## WHAT THIS TASK INVOLVES
Pictures do not belong in your copy. Repeat all the other data exactly.

## MATERIALS PROVIDED
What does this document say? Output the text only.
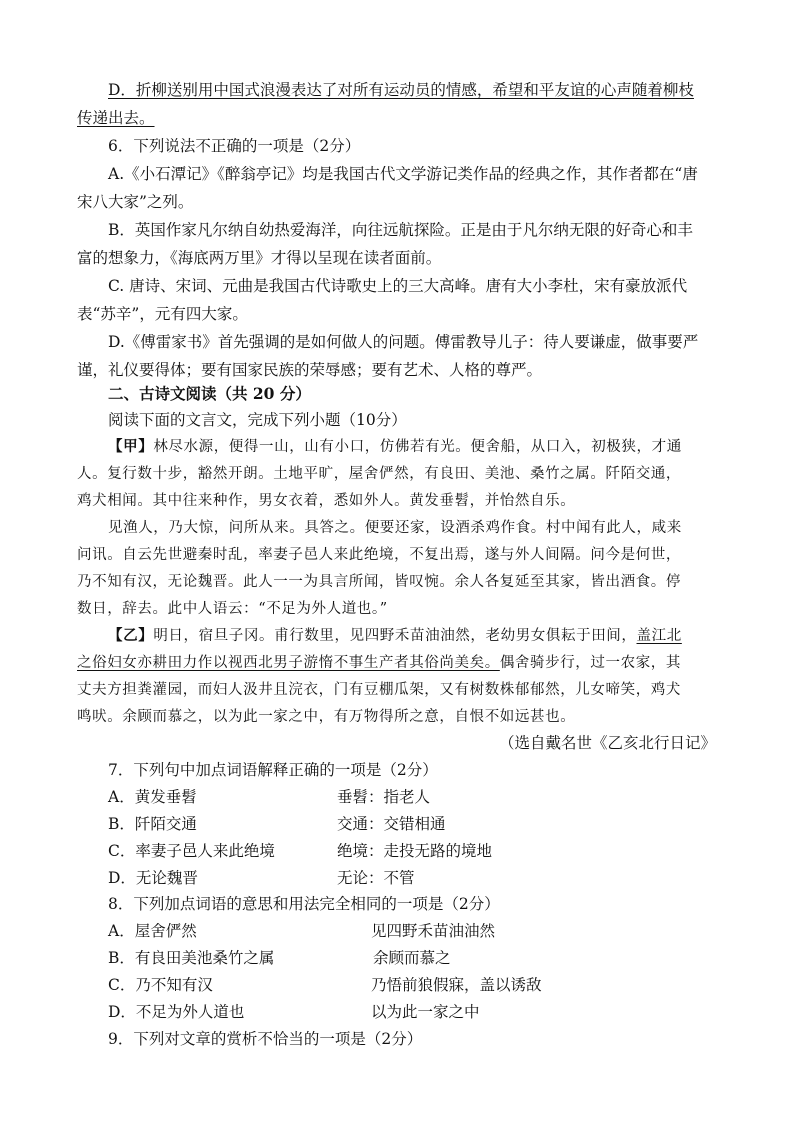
D．折柳送别用中国式浪漫表达了对所有运动员的情感，希望和平友谊的心声随着柳枝
传递出去。
6．下列说法不正确的一项是（2分）
A.《小石潭记》《醉翁亭记》均是我国古代文学游记类作品的经典之作，其作者都在“唐
宋八大家”之列。
B．英国作家凡尔纳自幼热爱海洋，向往远航探险。正是由于凡尔纳无限的好奇心和丰
富的想象力，《海底两万里》才得以呈现在读者面前。
C. 唐诗、宋词、元曲是我国古代诗歌史上的三大高峰。唐有大小李杜，宋有豪放派代
表“苏辛”，元有四大家。
D.《傅雷家书》首先强调的是如何做人的问题。傅雷教导儿子：待人要谦虚，做事要严
谨，礼仪要得体；要有国家民族的荣辱感；要有艺术、人格的尊严。
二、古诗文阅读（共 20 分）
阅读下面的文言文，完成下列小题（10分）
【甲】林尽水源，便得一山，山有小口，仿佛若有光。便舍船，从口入，初极狭，才通
人。复行数十步，豁然开朗。土地平旷，屋舍俨然，有良田、美池、桑竹之属。阡陌交通，
鸡犬相闻。其中往来种作，男女衣着，悉如外人。黄发垂髫，并怡然自乐。
见渔人，乃大惊，问所从来。具答之。便要还家，设酒杀鸡作食。村中闻有此人，咸来
问讯。自云先世避秦时乱，率妻子邑人来此绝境，不复出焉，遂与外人间隔。问今是何世，
乃不知有汉，无论魏晋。此人一一为具言所闻，皆叹惋。余人各复延至其家，皆出酒食。停
数日，辞去。此中人语云：“不足为外人道也。”
【乙】明日，宿旦子冈。甫行数里，见四野禾苗油油然，老幼男女俱耘于田间，盖江北
之俗妇女亦耕田力作以视西北男子游惰不事生产者其俗尚美矣。偶舍骑步行，过一农家，其
丈夫方担粪灌园，而妇人汲井且浣衣，门有豆棚瓜架，又有树数株郁郁然，儿女啼笑，鸡犬
鸣吠。余顾而慕之，以为此一家之中，有万物得所之意，自恨不如远甚也。
（选自戴名世《乙亥北行日记》
7．下列句中加点词语解释正确的一项是（2分）
A．黄发垂髫	垂髫：指老人
B．阡陌交通	交通：交错相通
C．率妻子邑人来此绝境	绝境：走投无路的境地
D．无论魏晋	无论：不管
8．下列加点词语的意思和用法完全相同的一项是（2分）
A．屋舍俨然	见四野禾苗油油然
B．有良田美池桑竹之属	余顾而慕之
C．乃不知有汉	乃悟前狼假寐，盖以诱敌
D．不足为外人道也	以为此一家之中
9．下列对文章的赏析不恰当的一项是（2分）
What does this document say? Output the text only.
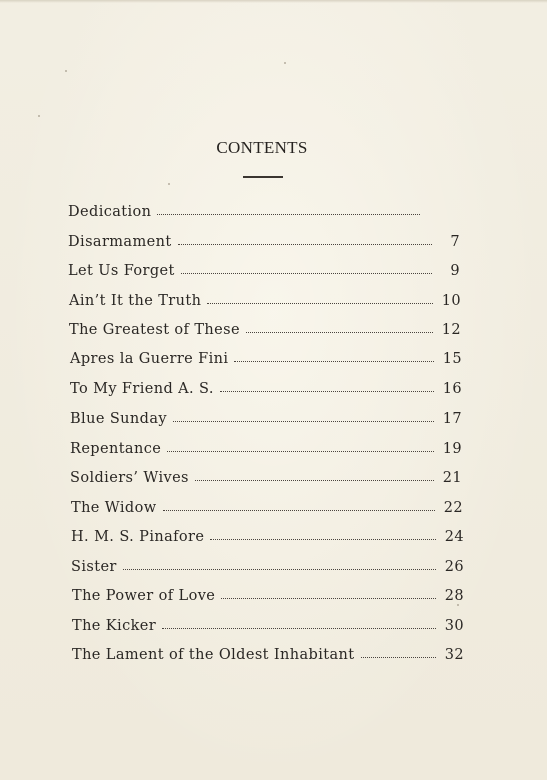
CONTENTS
Dedication
Disarmament	7
Let Us Forget	9
Ain’t It the Truth	10
The Greatest of These	12
Apres la Guerre Fini	15
To My Friend A. S.	16
Blue Sunday	17
Repentance	19
Soldiers’ Wives	21
The Widow	22
H. M. S. Pinafore	24
Sister	26
The Power of Love	28
The Kicker	30
The Lament of the Oldest Inhabitant	32
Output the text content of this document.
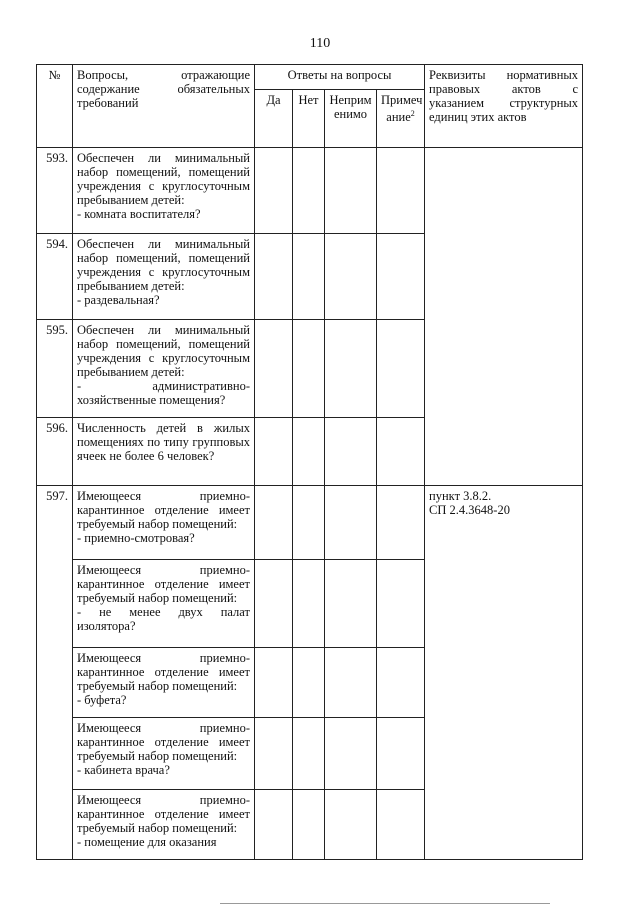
110
№	Вопросы, отражающие содержание обязательных требований	Ответы на вопросы				Реквизиты нормативных правовых актов с указанием структурных единиц этих актов
		Да	Нет	Неприм енимо	Примеч ание$^2$
593.	Обеспечен ли минимальный набор помещений, помещений учреждения с круглосуточным пребыванием детей:
- комната воспитателя?					
594.	Обеспечен ли минимальный набор помещений, помещений учреждения с круглосуточным пребыванием детей:
- раздевальная?					
595.	Обеспечен ли минимальный набор помещений, помещений учреждения с круглосуточным пребыванием детей:
- административно-хозяйственные помещения?					
596.	Численность детей в жилых помещениях по типу групповых ячеек не более 6 человек?					
597.	Имеющееся приемно-карантинное отделение имеет требуемый набор помещений:
- приемно-смотровая?					пункт 3.8.2.
СП 2.4.3648-20
	Имеющееся приемно-карантинное отделение имеет требуемый набор помещений:
- не менее двух палат изолятора?					
	Имеющееся приемно-карантинное отделение имеет требуемый набор помещений:
- буфета?					
	Имеющееся приемно-карантинное отделение имеет требуемый набор помещений:
- кабинета врача?					
	Имеющееся приемно-карантинное отделение имеет требуемый набор помещений:
- помещение для оказания					
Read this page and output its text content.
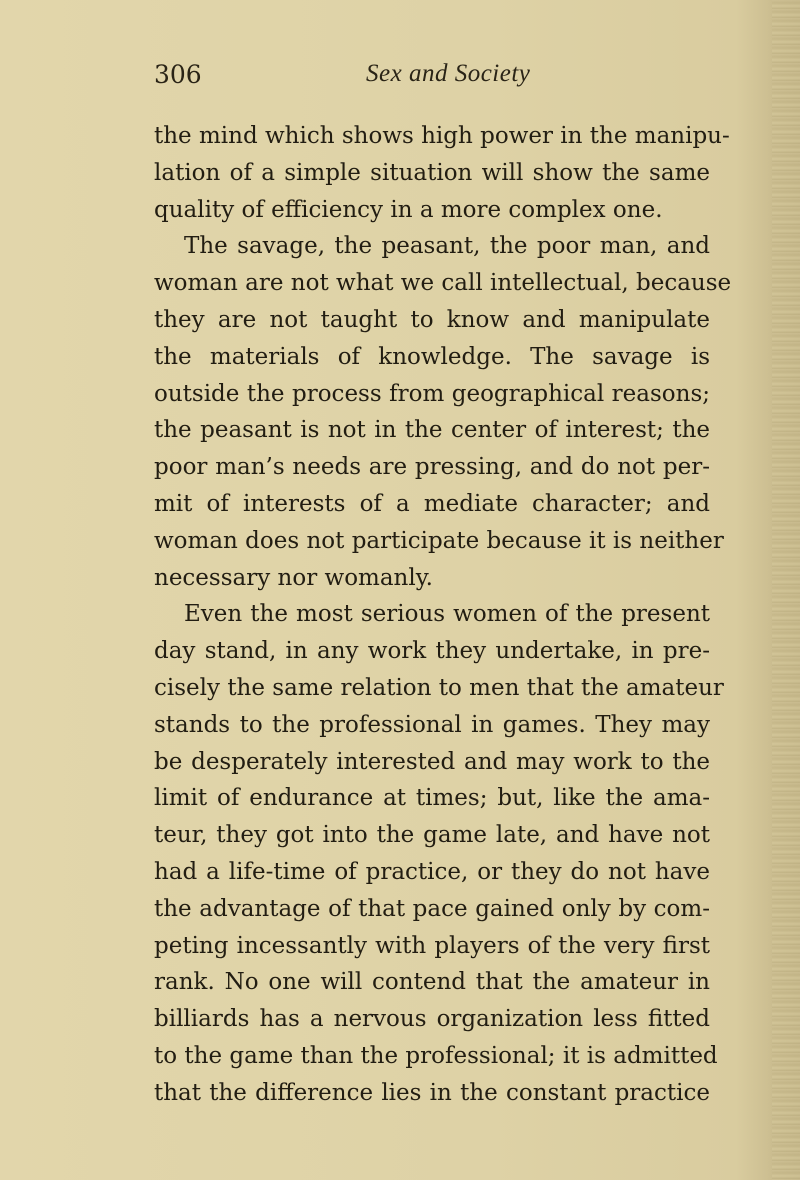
306	Sex and Society
the mind which shows high power in the manipu-
lation of a simple situation will show the same
quality of efficiency in a more complex one.
The savage, the peasant, the poor man, and
woman are not what we call intellectual, because
they are not taught to know and manipulate
the materials of knowledge. The savage is
outside the process from geographical reasons;
the peasant is not in the center of interest; the
poor man’s needs are pressing, and do not per-
mit of interests of a mediate character; and
woman does not participate because it is neither
necessary nor womanly.
Even the most serious women of the present
day stand, in any work they undertake, in pre-
cisely the same relation to men that the amateur
stands to the professional in games. They may
be desperately interested and may work to the
limit of endurance at times; but, like the ama-
teur, they got into the game late, and have not
had a life-time of practice, or they do not have
the advantage of that pace gained only by com-
peting incessantly with players of the very first
rank. No one will contend that the amateur in
billiards has a nervous organization less fitted
to the game than the professional; it is admitted
that the difference lies in the constant practice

## THE COMPLETED TASK
What does this document say? Output the text only.
D．折柳送别用中国式浪漫表达了对所有运动员的情感，希望和平友谊的心声随着柳枝
传递出去。
6．下列说法不正确的一项是（2分）
A.《小石潭记》《醉翁亭记》均是我国古代文学游记类作品的经典之作，其作者都在“唐
宋八大家”之列。
B．英国作家凡尔纳自幼热爱海洋，向往远航探险。正是由于凡尔纳无限的好奇心和丰
富的想象力，《海底两万里》才得以呈现在读者面前。
C. 唐诗、宋词、元曲是我国古代诗歌史上的三大高峰。唐有大小李杜，宋有豪放派代
表“苏辛”，元有四大家。
D.《傅雷家书》首先强调的是如何做人的问题。傅雷教导儿子：待人要谦虚，做事要严
谨，礼仪要得体；要有国家民族的荣辱感；要有艺术、人格的尊严。
二、古诗文阅读（共 20 分）
阅读下面的文言文，完成下列小题（10分）
【甲】林尽水源，便得一山，山有小口，仿佛若有光。便舍船，从口入，初极狭，才通
人。复行数十步，豁然开朗。土地平旷，屋舍俨然，有良田、美池、桑竹之属。阡陌交通，
鸡犬相闻。其中往来种作，男女衣着，悉如外人。黄发垂髫，并怡然自乐。
见渔人，乃大惊，问所从来。具答之。便要还家，设酒杀鸡作食。村中闻有此人，咸来
问讯。自云先世避秦时乱，率妻子邑人来此绝境，不复出焉，遂与外人间隔。问今是何世，
乃不知有汉，无论魏晋。此人一一为具言所闻，皆叹惋。余人各复延至其家，皆出酒食。停
数日，辞去。此中人语云：“不足为外人道也。”
【乙】明日，宿旦子冈。甫行数里，见四野禾苗油油然，老幼男女俱耘于田间，盖江北
之俗妇女亦耕田力作以视西北男子游惰不事生产者其俗尚美矣。偶舍骑步行，过一农家，其
丈夫方担粪灌园，而妇人汲井且浣衣，门有豆棚瓜架，又有树数株郁郁然，儿女啼笑，鸡犬
鸣吠。余顾而慕之，以为此一家之中，有万物得所之意，自恨不如远甚也。
（选自戴名世《乙亥北行日记》
7．下列句中加点词语解释正确的一项是（2分）
A．黄发垂髫	垂髫：指老人
B．阡陌交通	交通：交错相通
C．率妻子邑人来此绝境	绝境：走投无路的境地
D．无论魏晋	无论：不管
8．下列加点词语的意思和用法完全相同的一项是（2分）
A．屋舍俨然	见四野禾苗油油然
B．有良田美池桑竹之属	余顾而慕之
C．乃不知有汉	乃悟前狼假寐，盖以诱敌
D．不足为外人道也	以为此一家之中
9．下列对文章的赏析不恰当的一项是（2分）
What does this document say? Output the text only.
CONTENTS
Dedication
Disarmament	7
Let Us Forget	9
Ain’t It the Truth	10
The Greatest of These	12
Apres la Guerre Fini	15
To My Friend A. S.	16
Blue Sunday	17
Repentance	19
Soldiers’ Wives	21
The Widow	22
H. M. S. Pinafore	24
Sister	26
The Power of Love	28
The Kicker	30
The Lament of the Oldest Inhabitant	32
Output the text content of this document.
110
№	Вопросы, отражающие содержание обязательных требований	Ответы на вопросы				Реквизиты нормативных правовых актов с указанием структурных единиц этих актов
		Да	Нет	Неприм енимо	Примеч ание$^2$
593.	Обеспечен ли минимальный набор помещений, помещений учреждения с круглосуточным пребыванием детей:
- комната воспитателя?					
594.	Обеспечен ли минимальный набор помещений, помещений учреждения с круглосуточным пребыванием детей:
- раздевальная?					
595.	Обеспечен ли минимальный набор помещений, помещений учреждения с круглосуточным пребыванием детей:
- административно-хозяйственные помещения?					
596.	Численность детей в жилых помещениях по типу групповых ячеек не более 6 человек?					
597.	Имеющееся приемно-карантинное отделение имеет требуемый набор помещений:
- приемно-смотровая?					пункт 3.8.2.
СП 2.4.3648-20
	Имеющееся приемно-карантинное отделение имеет требуемый набор помещений:
- не менее двух палат изолятора?					
	Имеющееся приемно-карантинное отделение имеет требуемый набор помещений:
- буфета?					
	Имеющееся приемно-карантинное отделение имеет требуемый набор помещений:
- кабинета врача?					
	Имеющееся приемно-карантинное отделение имеет требуемый набор помещений:
- помещение для оказания					
Read this page and output its text content.
306	Sex and Society
the mind which shows high power in the manipu-
lation of a simple situation will show the same
quality of efficiency in a more complex one.
The savage, the peasant, the poor man, and
woman are not what we call intellectual, because
they are not taught to know and manipulate
the materials of knowledge. The savage is
outside the process from geographical reasons;
the peasant is not in the center of interest; the
poor man’s needs are pressing, and do not per-
mit of interests of a mediate character; and
woman does not participate because it is neither
necessary nor womanly.
Even the most serious women of the present
day stand, in any work they undertake, in pre-
cisely the same relation to men that the amateur
stands to the professional in games. They may
be desperately interested and may work to the
limit of endurance at times; but, like the ama-
teur, they got into the game late, and have not
had a life-time of practice, or they do not have
the advantage of that pace gained only by com-
peting incessantly with players of the very first
rank. No one will contend that the amateur in
billiards has a nervous organization less fitted
to the game than the professional; it is admitted
that the difference lies in the constant practice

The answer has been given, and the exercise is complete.